* Given exercise
Quote each record exactly, please, leaving none out.
________________
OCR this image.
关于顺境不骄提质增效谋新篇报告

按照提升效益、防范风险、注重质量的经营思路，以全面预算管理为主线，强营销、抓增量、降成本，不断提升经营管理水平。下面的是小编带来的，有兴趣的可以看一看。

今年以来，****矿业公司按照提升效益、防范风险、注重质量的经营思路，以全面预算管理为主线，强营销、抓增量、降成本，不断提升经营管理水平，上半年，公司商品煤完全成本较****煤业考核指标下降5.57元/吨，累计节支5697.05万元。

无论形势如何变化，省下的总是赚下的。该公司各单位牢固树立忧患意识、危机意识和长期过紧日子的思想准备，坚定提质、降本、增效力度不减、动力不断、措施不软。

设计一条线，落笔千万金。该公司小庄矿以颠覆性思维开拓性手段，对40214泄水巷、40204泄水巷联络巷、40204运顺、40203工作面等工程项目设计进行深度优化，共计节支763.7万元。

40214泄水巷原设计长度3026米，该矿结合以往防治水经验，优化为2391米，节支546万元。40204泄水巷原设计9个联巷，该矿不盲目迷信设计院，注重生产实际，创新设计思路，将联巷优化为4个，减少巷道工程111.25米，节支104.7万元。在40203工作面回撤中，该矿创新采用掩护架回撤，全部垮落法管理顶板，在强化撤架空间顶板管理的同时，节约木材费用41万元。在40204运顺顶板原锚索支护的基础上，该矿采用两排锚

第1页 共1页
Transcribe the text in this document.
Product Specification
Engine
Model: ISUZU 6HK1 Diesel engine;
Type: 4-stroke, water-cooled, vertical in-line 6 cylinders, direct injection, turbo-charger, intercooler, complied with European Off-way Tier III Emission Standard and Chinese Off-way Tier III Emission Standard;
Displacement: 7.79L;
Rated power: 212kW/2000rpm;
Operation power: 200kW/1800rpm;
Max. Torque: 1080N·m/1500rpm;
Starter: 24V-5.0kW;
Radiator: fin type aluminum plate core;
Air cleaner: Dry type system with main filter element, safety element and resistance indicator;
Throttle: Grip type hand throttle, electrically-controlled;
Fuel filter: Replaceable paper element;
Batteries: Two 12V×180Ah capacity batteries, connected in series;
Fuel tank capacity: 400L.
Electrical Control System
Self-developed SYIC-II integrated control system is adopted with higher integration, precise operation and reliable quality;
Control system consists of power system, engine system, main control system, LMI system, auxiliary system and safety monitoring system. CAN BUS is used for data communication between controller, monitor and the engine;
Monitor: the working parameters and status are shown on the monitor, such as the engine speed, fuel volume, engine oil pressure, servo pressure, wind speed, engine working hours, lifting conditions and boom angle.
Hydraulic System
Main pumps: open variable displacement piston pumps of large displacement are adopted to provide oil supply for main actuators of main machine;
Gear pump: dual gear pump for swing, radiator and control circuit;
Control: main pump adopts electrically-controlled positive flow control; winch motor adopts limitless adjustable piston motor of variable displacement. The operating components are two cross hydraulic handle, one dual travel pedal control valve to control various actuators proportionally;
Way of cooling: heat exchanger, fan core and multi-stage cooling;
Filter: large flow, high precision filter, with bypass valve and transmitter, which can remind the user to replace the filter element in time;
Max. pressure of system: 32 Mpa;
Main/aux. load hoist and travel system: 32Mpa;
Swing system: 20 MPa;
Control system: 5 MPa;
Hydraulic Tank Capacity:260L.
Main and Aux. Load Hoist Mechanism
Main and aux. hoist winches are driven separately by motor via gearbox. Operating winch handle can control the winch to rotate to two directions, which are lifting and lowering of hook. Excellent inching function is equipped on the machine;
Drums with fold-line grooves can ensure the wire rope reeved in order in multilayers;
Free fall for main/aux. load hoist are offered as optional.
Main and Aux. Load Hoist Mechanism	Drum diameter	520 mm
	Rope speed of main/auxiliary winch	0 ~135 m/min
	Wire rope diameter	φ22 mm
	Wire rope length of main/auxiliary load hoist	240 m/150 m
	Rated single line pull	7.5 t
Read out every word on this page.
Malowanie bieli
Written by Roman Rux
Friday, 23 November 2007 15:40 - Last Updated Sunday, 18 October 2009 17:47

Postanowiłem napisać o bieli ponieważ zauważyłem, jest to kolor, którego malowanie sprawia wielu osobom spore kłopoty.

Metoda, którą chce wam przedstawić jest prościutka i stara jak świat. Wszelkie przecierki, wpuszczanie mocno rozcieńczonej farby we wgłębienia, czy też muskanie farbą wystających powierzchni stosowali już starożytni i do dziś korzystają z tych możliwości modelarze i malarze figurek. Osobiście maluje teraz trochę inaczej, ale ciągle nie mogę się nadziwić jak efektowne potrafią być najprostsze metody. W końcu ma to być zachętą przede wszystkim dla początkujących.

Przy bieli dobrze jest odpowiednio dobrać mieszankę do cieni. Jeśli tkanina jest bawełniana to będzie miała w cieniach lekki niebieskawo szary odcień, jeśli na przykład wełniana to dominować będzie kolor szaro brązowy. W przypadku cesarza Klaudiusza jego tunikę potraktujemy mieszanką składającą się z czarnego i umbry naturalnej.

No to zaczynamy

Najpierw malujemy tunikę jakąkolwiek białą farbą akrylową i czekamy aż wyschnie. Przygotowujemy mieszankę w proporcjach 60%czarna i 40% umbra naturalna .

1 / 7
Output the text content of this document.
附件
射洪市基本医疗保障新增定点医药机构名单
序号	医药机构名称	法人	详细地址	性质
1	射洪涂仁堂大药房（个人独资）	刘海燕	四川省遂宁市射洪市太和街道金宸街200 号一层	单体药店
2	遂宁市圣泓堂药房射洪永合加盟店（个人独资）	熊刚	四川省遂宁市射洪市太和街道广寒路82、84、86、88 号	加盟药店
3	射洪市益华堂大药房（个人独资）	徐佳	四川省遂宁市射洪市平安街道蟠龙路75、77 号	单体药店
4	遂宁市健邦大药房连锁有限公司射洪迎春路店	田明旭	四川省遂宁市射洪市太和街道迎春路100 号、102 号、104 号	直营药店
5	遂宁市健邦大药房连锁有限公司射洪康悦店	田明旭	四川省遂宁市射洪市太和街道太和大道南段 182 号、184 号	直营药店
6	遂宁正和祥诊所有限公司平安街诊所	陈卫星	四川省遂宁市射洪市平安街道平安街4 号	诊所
________________
* Answer
OCR this image.
关于顺境不骄提质增效谋新篇报告

按照提升效益、防范风险、注重质量的经营思路，以全面预算管理为主线，强营销、抓增量、降成本，不断提升经营管理水平。下面的是小编带来的，有兴趣的可以看一看。

今年以来，****矿业公司按照提升效益、防范风险、注重质量的经营思路，以全面预算管理为主线，强营销、抓增量、降成本，不断提升经营管理水平，上半年，公司商品煤完全成本较****煤业考核指标下降5.57元/吨，累计节支5697.05万元。

无论形势如何变化，省下的总是赚下的。该公司各单位牢固树立忧患意识、危机意识和长期过紧日子的思想准备，坚定提质、降本、增效力度不减、动力不断、措施不软。

设计一条线，落笔千万金。该公司小庄矿以颠覆性思维开拓性手段，对40214泄水巷、40204泄水巷联络巷、40204运顺、40203工作面等工程项目设计进行深度优化，共计节支763.7万元。

40214泄水巷原设计长度3026米，该矿结合以往防治水经验，优化为2391米，节支546万元。40204泄水巷原设计9个联巷，该矿不盲目迷信设计院，注重生产实际，创新设计思路，将联巷优化为4个，减少巷道工程111.25米，节支104.7万元。在40203工作面回撤中，该矿创新采用掩护架回撤，全部垮落法管理顶板，在强化撤架空间顶板管理的同时，节约木材费用41万元。在40204运顺顶板原锚索支护的基础上，该矿采用两排锚

第1页 共1页
Transcribe the text in this document.
Product Specification
Engine
Model: ISUZU 6HK1 Diesel engine;
Type: 4-stroke, water-cooled, vertical in-line 6 cylinders, direct injection, turbo-charger, intercooler, complied with European Off-way Tier III Emission Standard and Chinese Off-way Tier III Emission Standard;
Displacement: 7.79L;
Rated power: 212kW/2000rpm;
Operation power: 200kW/1800rpm;
Max. Torque: 1080N·m/1500rpm;
Starter: 24V-5.0kW;
Radiator: fin type aluminum plate core;
Air cleaner: Dry type system with main filter element, safety element and resistance indicator;
Throttle: Grip type hand throttle, electrically-controlled;
Fuel filter: Replaceable paper element;
Batteries: Two 12V×180Ah capacity batteries, connected in series;
Fuel tank capacity: 400L.
Electrical Control System
Self-developed SYIC-II integrated control system is adopted with higher integration, precise operation and reliable quality;
Control system consists of power system, engine system, main control system, LMI system, auxiliary system and safety monitoring system. CAN BUS is used for data communication between controller, monitor and the engine;
Monitor: the working parameters and status are shown on the monitor, such as the engine speed, fuel volume, engine oil pressure, servo pressure, wind speed, engine working hours, lifting conditions and boom angle.
Hydraulic System
Main pumps: open variable displacement piston pumps of large displacement are adopted to provide oil supply for main actuators of main machine;
Gear pump: dual gear pump for swing, radiator and control circuit;
Control: main pump adopts electrically-controlled positive flow control; winch motor adopts limitless adjustable piston motor of variable displacement. The operating components are two cross hydraulic handle, one dual travel pedal control valve to control various actuators proportionally;
Way of cooling: heat exchanger, fan core and multi-stage cooling;
Filter: large flow, high precision filter, with bypass valve and transmitter, which can remind the user to replace the filter element in time;
Max. pressure of system: 32 Mpa;
Main/aux. load hoist and travel system: 32Mpa;
Swing system: 20 MPa;
Control system: 5 MPa;
Hydraulic Tank Capacity:260L.
Main and Aux. Load Hoist Mechanism
Main and aux. hoist winches are driven separately by motor via gearbox. Operating winch handle can control the winch to rotate to two directions, which are lifting and lowering of hook. Excellent inching function is equipped on the machine;
Drums with fold-line grooves can ensure the wire rope reeved in order in multilayers;
Free fall for main/aux. load hoist are offered as optional.
Main and Aux. Load Hoist Mechanism	Drum diameter	520 mm
	Rope speed of main/auxiliary winch	0 ~135 m/min
	Wire rope diameter	φ22 mm
	Wire rope length of main/auxiliary load hoist	240 m/150 m
	Rated single line pull	7.5 t
Read out every word on this page.
Malowanie bieli
Written by Roman Rux
Friday, 23 November 2007 15:40 - Last Updated Sunday, 18 October 2009 17:47

Postanowiłem napisać o bieli ponieważ zauważyłem, jest to kolor, którego malowanie sprawia wielu osobom spore kłopoty.

Metoda, którą chce wam przedstawić jest prościutka i stara jak świat. Wszelkie przecierki, wpuszczanie mocno rozcieńczonej farby we wgłębienia, czy też muskanie farbą wystających powierzchni stosowali już starożytni i do dziś korzystają z tych możliwości modelarze i malarze figurek. Osobiście maluje teraz trochę inaczej, ale ciągle nie mogę się nadziwić jak efektowne potrafią być najprostsze metody. W końcu ma to być zachętą przede wszystkim dla początkujących.

Przy bieli dobrze jest odpowiednio dobrać mieszankę do cieni. Jeśli tkanina jest bawełniana to będzie miała w cieniach lekki niebieskawo szary odcień, jeśli na przykład wełniana to dominować będzie kolor szaro brązowy. W przypadku cesarza Klaudiusza jego tunikę potraktujemy mieszanką składającą się z czarnego i umbry naturalnej.

No to zaczynamy

Najpierw malujemy tunikę jakąkolwiek białą farbą akrylową i czekamy aż wyschnie. Przygotowujemy mieszankę w proporcjach 60%czarna i 40% umbra naturalna .

1 / 7
Output the text content of this document.
附件
射洪市基本医疗保障新增定点医药机构名单
序号	医药机构名称	法人	详细地址	性质
1	射洪涂仁堂大药房（个人独资）	刘海燕	四川省遂宁市射洪市太和街道金宸街200 号一层	单体药店
2	遂宁市圣泓堂药房射洪永合加盟店（个人独资）	熊刚	四川省遂宁市射洪市太和街道广寒路82、84、86、88 号	加盟药店
3	射洪市益华堂大药房（个人独资）	徐佳	四川省遂宁市射洪市平安街道蟠龙路75、77 号	单体药店
4	遂宁市健邦大药房连锁有限公司射洪迎春路店	田明旭	四川省遂宁市射洪市太和街道迎春路100 号、102 号、104 号	直营药店
5	遂宁市健邦大药房连锁有限公司射洪康悦店	田明旭	四川省遂宁市射洪市太和街道太和大道南段 182 号、184 号	直营药店
6	遂宁正和祥诊所有限公司平安街诊所	陈卫星	四川省遂宁市射洪市平安街道平安街4 号	诊所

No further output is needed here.